### Stated problem
Spot each line in the records below where the word "Round" occurs, then copy it.

### Input data

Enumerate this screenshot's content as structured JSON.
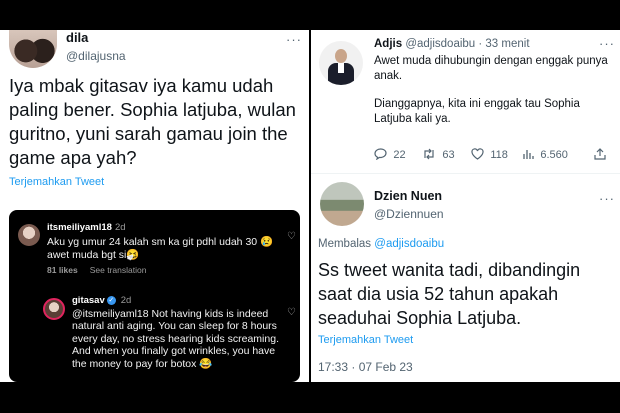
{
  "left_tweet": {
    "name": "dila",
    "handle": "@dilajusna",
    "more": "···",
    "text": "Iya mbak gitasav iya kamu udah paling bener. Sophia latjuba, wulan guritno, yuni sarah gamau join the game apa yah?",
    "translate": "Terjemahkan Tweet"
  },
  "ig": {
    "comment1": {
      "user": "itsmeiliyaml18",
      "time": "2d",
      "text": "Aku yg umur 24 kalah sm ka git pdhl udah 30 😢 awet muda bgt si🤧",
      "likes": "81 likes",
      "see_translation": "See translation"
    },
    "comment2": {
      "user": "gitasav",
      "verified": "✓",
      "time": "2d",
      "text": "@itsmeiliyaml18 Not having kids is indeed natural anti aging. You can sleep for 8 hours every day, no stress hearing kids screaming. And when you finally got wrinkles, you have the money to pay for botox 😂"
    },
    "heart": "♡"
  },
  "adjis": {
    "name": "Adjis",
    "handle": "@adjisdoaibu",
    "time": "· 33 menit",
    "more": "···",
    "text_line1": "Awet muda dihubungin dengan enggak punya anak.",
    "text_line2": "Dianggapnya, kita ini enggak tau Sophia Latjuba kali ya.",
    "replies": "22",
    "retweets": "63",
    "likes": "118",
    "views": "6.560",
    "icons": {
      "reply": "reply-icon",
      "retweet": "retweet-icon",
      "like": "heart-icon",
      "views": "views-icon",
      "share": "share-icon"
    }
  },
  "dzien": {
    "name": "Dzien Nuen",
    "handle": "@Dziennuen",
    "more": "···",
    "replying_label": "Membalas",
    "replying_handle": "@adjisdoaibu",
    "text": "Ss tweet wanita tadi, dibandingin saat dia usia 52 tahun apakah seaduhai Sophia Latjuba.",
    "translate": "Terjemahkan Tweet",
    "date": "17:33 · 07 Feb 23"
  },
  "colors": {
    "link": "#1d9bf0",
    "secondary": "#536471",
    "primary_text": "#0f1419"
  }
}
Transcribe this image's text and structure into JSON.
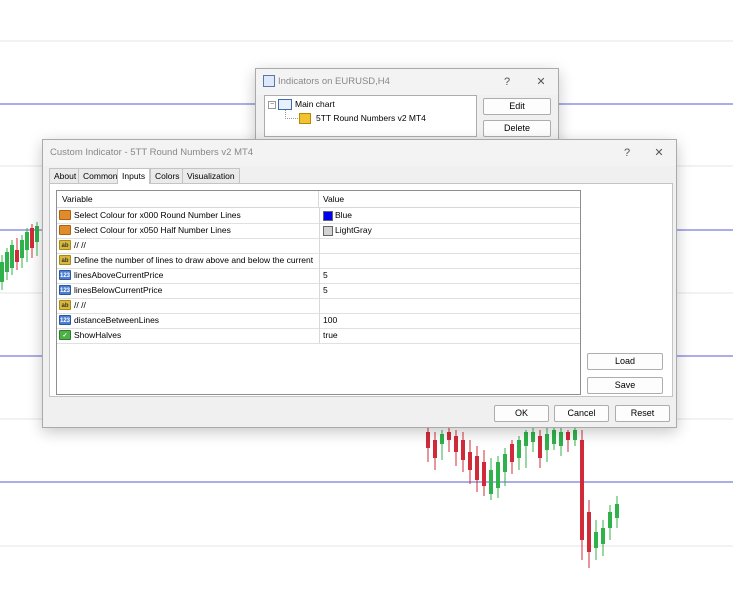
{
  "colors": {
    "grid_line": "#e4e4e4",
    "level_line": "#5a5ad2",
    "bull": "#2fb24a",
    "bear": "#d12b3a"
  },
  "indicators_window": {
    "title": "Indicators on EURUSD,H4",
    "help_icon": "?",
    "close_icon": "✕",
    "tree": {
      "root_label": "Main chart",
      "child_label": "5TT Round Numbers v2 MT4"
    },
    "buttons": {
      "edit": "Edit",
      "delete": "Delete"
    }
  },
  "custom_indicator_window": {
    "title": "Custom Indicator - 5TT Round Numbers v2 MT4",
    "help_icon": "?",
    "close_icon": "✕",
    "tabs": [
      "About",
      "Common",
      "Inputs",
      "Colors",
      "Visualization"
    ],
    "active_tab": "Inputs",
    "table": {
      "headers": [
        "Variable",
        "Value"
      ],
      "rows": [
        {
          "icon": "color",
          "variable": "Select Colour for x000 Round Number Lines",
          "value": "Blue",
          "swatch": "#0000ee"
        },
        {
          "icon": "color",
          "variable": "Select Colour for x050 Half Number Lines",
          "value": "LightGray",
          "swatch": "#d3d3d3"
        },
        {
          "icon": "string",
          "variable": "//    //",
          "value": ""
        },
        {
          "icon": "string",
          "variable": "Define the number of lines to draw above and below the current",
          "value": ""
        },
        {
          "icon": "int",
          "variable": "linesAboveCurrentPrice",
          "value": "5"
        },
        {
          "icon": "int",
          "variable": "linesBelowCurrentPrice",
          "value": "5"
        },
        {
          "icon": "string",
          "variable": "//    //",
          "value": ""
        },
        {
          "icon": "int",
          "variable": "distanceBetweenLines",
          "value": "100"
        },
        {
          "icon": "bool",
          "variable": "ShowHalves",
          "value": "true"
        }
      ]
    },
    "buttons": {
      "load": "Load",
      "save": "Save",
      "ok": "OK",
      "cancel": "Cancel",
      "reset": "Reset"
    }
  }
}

--

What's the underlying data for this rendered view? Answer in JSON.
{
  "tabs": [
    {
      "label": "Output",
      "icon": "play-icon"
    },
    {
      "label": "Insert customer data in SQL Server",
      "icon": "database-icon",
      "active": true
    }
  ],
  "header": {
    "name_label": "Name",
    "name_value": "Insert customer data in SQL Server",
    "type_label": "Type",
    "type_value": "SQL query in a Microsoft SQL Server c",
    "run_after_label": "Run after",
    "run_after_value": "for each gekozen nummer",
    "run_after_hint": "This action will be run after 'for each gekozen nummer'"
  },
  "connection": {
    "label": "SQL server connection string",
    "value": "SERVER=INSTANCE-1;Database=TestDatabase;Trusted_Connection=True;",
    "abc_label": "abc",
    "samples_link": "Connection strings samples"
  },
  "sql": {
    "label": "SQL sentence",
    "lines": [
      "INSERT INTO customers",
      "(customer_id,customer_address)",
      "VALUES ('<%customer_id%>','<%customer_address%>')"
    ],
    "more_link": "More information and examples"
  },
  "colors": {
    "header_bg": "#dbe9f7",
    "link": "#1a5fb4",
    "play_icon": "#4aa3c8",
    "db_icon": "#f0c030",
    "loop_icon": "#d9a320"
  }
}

### Answer to this problem
      "child_label": "5TT Round Numbers v2 MT4"
    "title": "Custom Indicator - 5TT Round Numbers v2 MT4",
          "variable": "Select Colour for x000 Round Number Lines",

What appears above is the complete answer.